STATED EXERCISE> Give every entry again, word for word and in full.

Records contained in a dataset:
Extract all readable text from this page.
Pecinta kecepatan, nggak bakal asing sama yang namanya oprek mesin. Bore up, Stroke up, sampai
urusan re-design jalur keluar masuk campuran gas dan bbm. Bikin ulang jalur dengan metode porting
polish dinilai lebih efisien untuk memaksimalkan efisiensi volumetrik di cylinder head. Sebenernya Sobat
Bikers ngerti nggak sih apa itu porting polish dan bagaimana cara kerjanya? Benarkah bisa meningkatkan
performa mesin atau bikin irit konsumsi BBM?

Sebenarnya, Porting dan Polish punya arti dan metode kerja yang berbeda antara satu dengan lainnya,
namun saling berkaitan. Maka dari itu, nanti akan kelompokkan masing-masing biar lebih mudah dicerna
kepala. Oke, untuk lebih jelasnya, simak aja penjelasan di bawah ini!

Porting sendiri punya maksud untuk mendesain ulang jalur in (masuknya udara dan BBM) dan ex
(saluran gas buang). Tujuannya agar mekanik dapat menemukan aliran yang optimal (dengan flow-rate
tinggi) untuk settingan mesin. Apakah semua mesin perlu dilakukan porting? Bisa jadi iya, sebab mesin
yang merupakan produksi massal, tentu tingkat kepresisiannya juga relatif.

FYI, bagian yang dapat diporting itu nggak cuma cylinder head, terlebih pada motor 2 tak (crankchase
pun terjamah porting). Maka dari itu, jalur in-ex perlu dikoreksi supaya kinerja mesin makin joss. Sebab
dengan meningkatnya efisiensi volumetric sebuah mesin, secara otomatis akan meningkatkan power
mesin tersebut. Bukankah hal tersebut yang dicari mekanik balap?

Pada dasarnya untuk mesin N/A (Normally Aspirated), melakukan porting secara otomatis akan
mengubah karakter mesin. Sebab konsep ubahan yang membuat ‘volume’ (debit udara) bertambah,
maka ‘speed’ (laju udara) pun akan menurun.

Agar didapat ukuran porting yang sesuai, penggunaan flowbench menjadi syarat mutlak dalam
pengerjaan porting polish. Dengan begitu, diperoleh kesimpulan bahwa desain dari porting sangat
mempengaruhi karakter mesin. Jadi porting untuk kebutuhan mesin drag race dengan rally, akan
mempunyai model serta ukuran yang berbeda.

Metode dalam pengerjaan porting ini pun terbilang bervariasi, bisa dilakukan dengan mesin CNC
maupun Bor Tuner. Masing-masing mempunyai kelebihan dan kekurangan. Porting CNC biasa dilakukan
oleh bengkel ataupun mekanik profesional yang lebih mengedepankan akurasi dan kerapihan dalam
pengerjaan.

WORKED ANSWER>
Extract all readable text from this page.
Pecinta kecepatan, nggak bakal asing sama yang namanya oprek mesin. Bore up, Stroke up, sampai
urusan re-design jalur keluar masuk campuran gas dan bbm. Bikin ulang jalur dengan metode porting
polish dinilai lebih efisien untuk memaksimalkan efisiensi volumetrik di cylinder head. Sebenernya Sobat
Bikers ngerti nggak sih apa itu porting polish dan bagaimana cara kerjanya? Benarkah bisa meningkatkan
performa mesin atau bikin irit konsumsi BBM?

Sebenarnya, Porting dan Polish punya arti dan metode kerja yang berbeda antara satu dengan lainnya,
namun saling berkaitan. Maka dari itu, nanti akan kelompokkan masing-masing biar lebih mudah dicerna
kepala. Oke, untuk lebih jelasnya, simak aja penjelasan di bawah ini!

Porting sendiri punya maksud untuk mendesain ulang jalur in (masuknya udara dan BBM) dan ex
(saluran gas buang). Tujuannya agar mekanik dapat menemukan aliran yang optimal (dengan flow-rate
tinggi) untuk settingan mesin. Apakah semua mesin perlu dilakukan porting? Bisa jadi iya, sebab mesin
yang merupakan produksi massal, tentu tingkat kepresisiannya juga relatif.

FYI, bagian yang dapat diporting itu nggak cuma cylinder head, terlebih pada motor 2 tak (crankchase
pun terjamah porting). Maka dari itu, jalur in-ex perlu dikoreksi supaya kinerja mesin makin joss. Sebab
dengan meningkatnya efisiensi volumetric sebuah mesin, secara otomatis akan meningkatkan power
mesin tersebut. Bukankah hal tersebut yang dicari mekanik balap?

Pada dasarnya untuk mesin N/A (Normally Aspirated), melakukan porting secara otomatis akan
mengubah karakter mesin. Sebab konsep ubahan yang membuat ‘volume’ (debit udara) bertambah,
maka ‘speed’ (laju udara) pun akan menurun.

Agar didapat ukuran porting yang sesuai, penggunaan flowbench menjadi syarat mutlak dalam
pengerjaan porting polish. Dengan begitu, diperoleh kesimpulan bahwa desain dari porting sangat
mempengaruhi karakter mesin. Jadi porting untuk kebutuhan mesin drag race dengan rally, akan
mempunyai model serta ukuran yang berbeda.

Metode dalam pengerjaan porting ini pun terbilang bervariasi, bisa dilakukan dengan mesin CNC
maupun Bor Tuner. Masing-masing mempunyai kelebihan dan kekurangan. Porting CNC biasa dilakukan
oleh bengkel ataupun mekanik profesional yang lebih mengedepankan akurasi dan kerapihan dalam
pengerjaan.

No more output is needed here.